— Given problem —
Show every line where "true" occurs.

— Figure contents as structured data —
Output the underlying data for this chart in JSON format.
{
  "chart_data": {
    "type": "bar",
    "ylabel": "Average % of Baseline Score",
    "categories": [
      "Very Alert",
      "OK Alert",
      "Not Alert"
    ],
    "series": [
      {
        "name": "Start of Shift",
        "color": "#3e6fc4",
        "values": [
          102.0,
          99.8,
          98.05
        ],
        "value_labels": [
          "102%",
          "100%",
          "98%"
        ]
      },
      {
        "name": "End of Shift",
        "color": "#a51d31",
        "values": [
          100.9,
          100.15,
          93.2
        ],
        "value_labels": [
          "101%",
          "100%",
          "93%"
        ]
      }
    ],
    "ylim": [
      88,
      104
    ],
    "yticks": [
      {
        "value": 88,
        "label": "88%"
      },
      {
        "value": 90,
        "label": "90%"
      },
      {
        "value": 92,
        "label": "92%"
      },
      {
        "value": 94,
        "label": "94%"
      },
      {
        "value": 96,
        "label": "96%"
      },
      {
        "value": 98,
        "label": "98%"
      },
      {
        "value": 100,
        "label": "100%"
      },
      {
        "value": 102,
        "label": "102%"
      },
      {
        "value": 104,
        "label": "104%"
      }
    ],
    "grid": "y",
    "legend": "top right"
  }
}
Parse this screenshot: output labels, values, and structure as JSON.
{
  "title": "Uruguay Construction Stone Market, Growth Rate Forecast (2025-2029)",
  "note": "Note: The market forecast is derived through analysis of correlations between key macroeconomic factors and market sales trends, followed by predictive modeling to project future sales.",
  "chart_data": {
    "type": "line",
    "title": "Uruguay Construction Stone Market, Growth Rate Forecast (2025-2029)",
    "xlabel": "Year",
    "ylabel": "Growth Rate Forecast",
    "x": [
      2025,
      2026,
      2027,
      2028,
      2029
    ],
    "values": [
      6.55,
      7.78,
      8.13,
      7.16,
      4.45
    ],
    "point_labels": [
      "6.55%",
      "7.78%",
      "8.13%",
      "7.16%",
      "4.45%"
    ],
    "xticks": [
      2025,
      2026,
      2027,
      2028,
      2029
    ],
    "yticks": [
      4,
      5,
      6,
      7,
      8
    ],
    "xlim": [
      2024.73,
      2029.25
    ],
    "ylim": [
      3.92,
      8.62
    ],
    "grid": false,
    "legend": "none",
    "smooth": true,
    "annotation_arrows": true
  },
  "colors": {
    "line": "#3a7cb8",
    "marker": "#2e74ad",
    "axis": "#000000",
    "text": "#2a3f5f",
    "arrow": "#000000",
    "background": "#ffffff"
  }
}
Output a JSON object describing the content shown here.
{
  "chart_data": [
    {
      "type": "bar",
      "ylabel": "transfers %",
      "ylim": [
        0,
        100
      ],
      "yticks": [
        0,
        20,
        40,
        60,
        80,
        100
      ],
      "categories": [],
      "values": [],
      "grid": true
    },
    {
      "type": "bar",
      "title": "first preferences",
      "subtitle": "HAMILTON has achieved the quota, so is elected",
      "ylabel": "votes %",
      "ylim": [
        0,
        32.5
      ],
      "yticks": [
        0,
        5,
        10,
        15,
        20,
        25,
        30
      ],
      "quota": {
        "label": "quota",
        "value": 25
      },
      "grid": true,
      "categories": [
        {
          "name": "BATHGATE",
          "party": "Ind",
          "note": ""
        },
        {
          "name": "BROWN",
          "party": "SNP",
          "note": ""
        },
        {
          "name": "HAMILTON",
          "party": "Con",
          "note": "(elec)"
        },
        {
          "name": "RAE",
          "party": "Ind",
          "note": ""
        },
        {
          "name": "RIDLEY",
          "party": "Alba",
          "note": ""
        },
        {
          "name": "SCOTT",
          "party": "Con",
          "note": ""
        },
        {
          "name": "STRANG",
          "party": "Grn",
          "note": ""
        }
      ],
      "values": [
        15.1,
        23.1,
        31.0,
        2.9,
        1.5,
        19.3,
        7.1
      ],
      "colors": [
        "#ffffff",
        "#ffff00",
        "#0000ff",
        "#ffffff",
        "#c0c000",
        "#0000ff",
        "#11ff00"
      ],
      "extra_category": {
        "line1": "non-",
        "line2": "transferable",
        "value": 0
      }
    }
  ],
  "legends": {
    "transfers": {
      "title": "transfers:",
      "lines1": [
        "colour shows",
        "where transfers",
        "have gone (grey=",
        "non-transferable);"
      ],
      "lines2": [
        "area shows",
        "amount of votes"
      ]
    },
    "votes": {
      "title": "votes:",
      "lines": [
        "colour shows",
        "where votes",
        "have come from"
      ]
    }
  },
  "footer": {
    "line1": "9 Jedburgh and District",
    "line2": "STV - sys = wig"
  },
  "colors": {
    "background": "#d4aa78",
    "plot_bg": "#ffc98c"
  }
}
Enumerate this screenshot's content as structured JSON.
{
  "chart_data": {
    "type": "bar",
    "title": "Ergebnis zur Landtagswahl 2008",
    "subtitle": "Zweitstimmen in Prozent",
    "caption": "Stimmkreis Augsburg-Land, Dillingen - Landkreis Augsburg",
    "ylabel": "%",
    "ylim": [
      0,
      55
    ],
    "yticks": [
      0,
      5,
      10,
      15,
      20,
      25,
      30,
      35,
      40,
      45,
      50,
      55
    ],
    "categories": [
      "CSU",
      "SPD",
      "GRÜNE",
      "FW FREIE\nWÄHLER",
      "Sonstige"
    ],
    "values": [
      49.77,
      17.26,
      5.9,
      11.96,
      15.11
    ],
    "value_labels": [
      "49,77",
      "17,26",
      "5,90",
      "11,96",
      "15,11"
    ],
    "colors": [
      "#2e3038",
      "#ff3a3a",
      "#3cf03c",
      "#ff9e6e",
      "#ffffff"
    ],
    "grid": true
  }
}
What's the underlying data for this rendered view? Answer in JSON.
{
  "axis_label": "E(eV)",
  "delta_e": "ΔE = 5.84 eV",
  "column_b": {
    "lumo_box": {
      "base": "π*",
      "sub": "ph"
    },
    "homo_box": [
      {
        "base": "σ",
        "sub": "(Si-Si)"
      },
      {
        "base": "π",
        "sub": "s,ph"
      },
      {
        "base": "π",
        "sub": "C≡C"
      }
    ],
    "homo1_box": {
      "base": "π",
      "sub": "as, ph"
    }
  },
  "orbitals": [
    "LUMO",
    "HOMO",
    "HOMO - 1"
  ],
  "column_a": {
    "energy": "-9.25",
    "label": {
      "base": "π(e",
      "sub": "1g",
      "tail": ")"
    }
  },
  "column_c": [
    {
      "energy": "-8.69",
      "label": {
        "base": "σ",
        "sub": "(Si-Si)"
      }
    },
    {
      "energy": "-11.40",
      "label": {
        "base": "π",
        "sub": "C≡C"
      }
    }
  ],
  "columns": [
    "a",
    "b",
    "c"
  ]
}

— Solution for this problem —
    "smooth": true,
    "annotation_arrows": true
      "grid": true
      "grid": true,
    "grid": true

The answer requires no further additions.